Short problem:
Reproduce each of the lines below without changing a single character.

Data entries:
:::

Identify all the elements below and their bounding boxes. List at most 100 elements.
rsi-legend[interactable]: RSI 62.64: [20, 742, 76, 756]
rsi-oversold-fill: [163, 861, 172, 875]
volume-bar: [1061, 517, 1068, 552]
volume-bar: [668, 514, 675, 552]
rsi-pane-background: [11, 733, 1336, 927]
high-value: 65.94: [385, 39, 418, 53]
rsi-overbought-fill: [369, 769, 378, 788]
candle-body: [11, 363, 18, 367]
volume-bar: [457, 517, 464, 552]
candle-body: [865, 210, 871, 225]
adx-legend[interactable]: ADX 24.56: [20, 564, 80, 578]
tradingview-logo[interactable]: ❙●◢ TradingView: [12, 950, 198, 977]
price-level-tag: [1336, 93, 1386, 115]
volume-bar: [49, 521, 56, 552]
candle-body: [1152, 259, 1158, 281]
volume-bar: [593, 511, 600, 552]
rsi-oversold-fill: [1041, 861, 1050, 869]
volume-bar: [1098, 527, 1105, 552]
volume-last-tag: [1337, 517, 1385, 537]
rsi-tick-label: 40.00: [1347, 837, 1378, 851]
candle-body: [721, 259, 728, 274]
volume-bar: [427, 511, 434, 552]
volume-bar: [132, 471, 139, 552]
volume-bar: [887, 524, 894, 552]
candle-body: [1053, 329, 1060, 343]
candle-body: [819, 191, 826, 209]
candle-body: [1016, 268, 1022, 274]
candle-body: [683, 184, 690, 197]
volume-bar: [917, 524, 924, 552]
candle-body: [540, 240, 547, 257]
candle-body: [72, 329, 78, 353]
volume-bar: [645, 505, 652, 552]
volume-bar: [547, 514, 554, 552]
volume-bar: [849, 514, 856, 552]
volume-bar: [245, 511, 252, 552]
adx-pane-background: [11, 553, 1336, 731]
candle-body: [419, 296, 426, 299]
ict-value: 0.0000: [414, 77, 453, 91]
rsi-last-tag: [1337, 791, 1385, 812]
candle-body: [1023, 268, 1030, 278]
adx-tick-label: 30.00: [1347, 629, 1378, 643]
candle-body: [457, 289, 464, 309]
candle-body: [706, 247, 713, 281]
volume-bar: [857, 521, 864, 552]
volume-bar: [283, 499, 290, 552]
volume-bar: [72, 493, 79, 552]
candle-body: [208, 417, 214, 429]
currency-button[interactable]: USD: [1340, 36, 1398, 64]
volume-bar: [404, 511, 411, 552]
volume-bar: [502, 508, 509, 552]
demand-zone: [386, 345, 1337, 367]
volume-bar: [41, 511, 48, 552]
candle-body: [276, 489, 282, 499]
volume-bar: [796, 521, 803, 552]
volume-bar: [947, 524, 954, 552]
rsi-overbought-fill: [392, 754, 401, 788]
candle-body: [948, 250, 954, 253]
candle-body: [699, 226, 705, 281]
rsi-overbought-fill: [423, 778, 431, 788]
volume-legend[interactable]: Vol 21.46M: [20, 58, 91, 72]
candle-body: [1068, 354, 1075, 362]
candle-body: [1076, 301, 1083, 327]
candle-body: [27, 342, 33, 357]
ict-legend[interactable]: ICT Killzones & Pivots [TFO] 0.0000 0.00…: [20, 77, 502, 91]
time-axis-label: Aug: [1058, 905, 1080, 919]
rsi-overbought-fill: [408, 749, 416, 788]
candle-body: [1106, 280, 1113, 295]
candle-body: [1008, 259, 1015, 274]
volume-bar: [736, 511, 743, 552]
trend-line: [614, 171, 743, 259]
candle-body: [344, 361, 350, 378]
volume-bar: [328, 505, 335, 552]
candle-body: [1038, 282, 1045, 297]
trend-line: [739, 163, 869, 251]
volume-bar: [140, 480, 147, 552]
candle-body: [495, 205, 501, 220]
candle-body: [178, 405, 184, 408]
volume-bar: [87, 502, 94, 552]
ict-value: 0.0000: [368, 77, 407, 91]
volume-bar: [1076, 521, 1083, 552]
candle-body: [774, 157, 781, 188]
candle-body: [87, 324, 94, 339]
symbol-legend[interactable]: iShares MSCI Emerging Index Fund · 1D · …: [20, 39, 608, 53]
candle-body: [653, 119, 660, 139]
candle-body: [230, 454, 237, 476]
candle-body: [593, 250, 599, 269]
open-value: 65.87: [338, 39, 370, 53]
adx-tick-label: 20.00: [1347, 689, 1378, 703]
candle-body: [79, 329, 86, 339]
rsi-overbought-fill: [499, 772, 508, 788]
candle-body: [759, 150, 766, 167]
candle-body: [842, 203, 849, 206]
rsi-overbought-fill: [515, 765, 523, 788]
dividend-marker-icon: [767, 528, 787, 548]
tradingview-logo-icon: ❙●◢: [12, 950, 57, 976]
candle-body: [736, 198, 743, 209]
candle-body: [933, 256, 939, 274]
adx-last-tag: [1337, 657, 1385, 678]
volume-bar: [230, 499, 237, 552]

:::

Task output:
Identify all the elements below and their bounding boxes. List at most 100 elements.
rsi-legend[interactable]: RSI 62.64: [20, 742, 76, 756]
rsi-oversold-fill: [163, 861, 172, 875]
volume-bar: [1061, 517, 1068, 552]
volume-bar: [668, 514, 675, 552]
rsi-pane-background: [11, 733, 1336, 927]
high-value: 65.94: [385, 39, 418, 53]
rsi-overbought-fill: [369, 769, 378, 788]
candle-body: [11, 363, 18, 367]
volume-bar: [457, 517, 464, 552]
candle-body: [865, 210, 871, 225]
adx-legend[interactable]: ADX 24.56: [20, 564, 80, 578]
tradingview-logo[interactable]: ❙●◢ TradingView: [12, 950, 198, 977]
price-level-tag: [1336, 93, 1386, 115]
volume-bar: [49, 521, 56, 552]
candle-body: [1152, 259, 1158, 281]
volume-bar: [593, 511, 600, 552]
rsi-oversold-fill: [1041, 861, 1050, 869]
volume-bar: [1098, 527, 1105, 552]
volume-last-tag: [1337, 517, 1385, 537]
rsi-tick-label: 40.00: [1347, 837, 1378, 851]
candle-body: [721, 259, 728, 274]
volume-bar: [427, 511, 434, 552]
volume-bar: [132, 471, 139, 552]
volume-bar: [887, 524, 894, 552]
candle-body: [1053, 329, 1060, 343]
candle-body: [819, 191, 826, 209]
candle-body: [1016, 268, 1022, 274]
candle-body: [683, 184, 690, 197]
volume-bar: [917, 524, 924, 552]
candle-body: [540, 240, 547, 257]
candle-body: [72, 329, 78, 353]
volume-bar: [645, 505, 652, 552]
volume-bar: [547, 514, 554, 552]
volume-bar: [849, 514, 856, 552]
volume-bar: [245, 511, 252, 552]
adx-pane-background: [11, 553, 1336, 731]
candle-body: [419, 296, 426, 299]
ict-value: 0.0000: [414, 77, 453, 91]
rsi-last-tag: [1337, 791, 1385, 812]
candle-body: [1023, 268, 1030, 278]
adx-tick-label: 30.00: [1347, 629, 1378, 643]
candle-body: [457, 289, 464, 309]
candle-body: [706, 247, 713, 281]
volume-bar: [857, 521, 864, 552]
volume-bar: [283, 499, 290, 552]
volume-bar: [72, 493, 79, 552]
candle-body: [208, 417, 214, 429]
currency-button[interactable]: USD: [1340, 36, 1398, 64]
volume-bar: [404, 511, 411, 552]
volume-bar: [502, 508, 509, 552]
demand-zone: [386, 345, 1337, 367]
volume-bar: [41, 511, 48, 552]
candle-body: [276, 489, 282, 499]
volume-bar: [796, 521, 803, 552]
volume-bar: [947, 524, 954, 552]
rsi-overbought-fill: [392, 754, 401, 788]
candle-body: [948, 250, 954, 253]
candle-body: [699, 226, 705, 281]
rsi-overbought-fill: [423, 778, 431, 788]
volume-legend[interactable]: Vol 21.46M: [20, 58, 91, 72]
candle-body: [1068, 354, 1075, 362]
candle-body: [1076, 301, 1083, 327]
candle-body: [27, 342, 33, 357]
ict-legend[interactable]: ICT Killzones & Pivots [TFO] 0.0000 0.00…: [20, 77, 502, 91]
time-axis-label: Aug: [1058, 905, 1080, 919]
rsi-overbought-fill: [408, 749, 416, 788]
candle-body: [1106, 280, 1113, 295]
candle-body: [1008, 259, 1015, 274]
volume-bar: [736, 511, 743, 552]
trend-line: [614, 171, 743, 259]
candle-body: [344, 361, 350, 378]
volume-bar: [328, 505, 335, 552]
candle-body: [1038, 282, 1045, 297]
trend-line: [739, 163, 869, 251]
volume-bar: [140, 480, 147, 552]
candle-body: [495, 205, 501, 220]
candle-body: [178, 405, 184, 408]
volume-bar: [87, 502, 94, 552]
ict-value: 0.0000: [368, 77, 407, 91]
volume-bar: [1076, 521, 1083, 552]
candle-body: [774, 157, 781, 188]
candle-body: [87, 324, 94, 339]
symbol-legend[interactable]: iShares MSCI Emerging Index Fund · 1D · …: [20, 39, 608, 53]
candle-body: [653, 119, 660, 139]
candle-body: [230, 454, 237, 476]
candle-body: [593, 250, 599, 269]
open-value: 65.87: [338, 39, 370, 53]
adx-tick-label: 20.00: [1347, 689, 1378, 703]
candle-body: [79, 329, 86, 339]
rsi-overbought-fill: [499, 772, 508, 788]
candle-body: [759, 150, 766, 167]
candle-body: [842, 203, 849, 206]
rsi-overbought-fill: [515, 765, 523, 788]
dividend-marker-icon: [767, 528, 787, 548]
tradingview-logo-icon: ❙●◢: [12, 950, 57, 976]
candle-body: [736, 198, 743, 209]
candle-body: [933, 256, 939, 274]
adx-last-tag: [1337, 657, 1385, 678]
volume-bar: [230, 499, 237, 552]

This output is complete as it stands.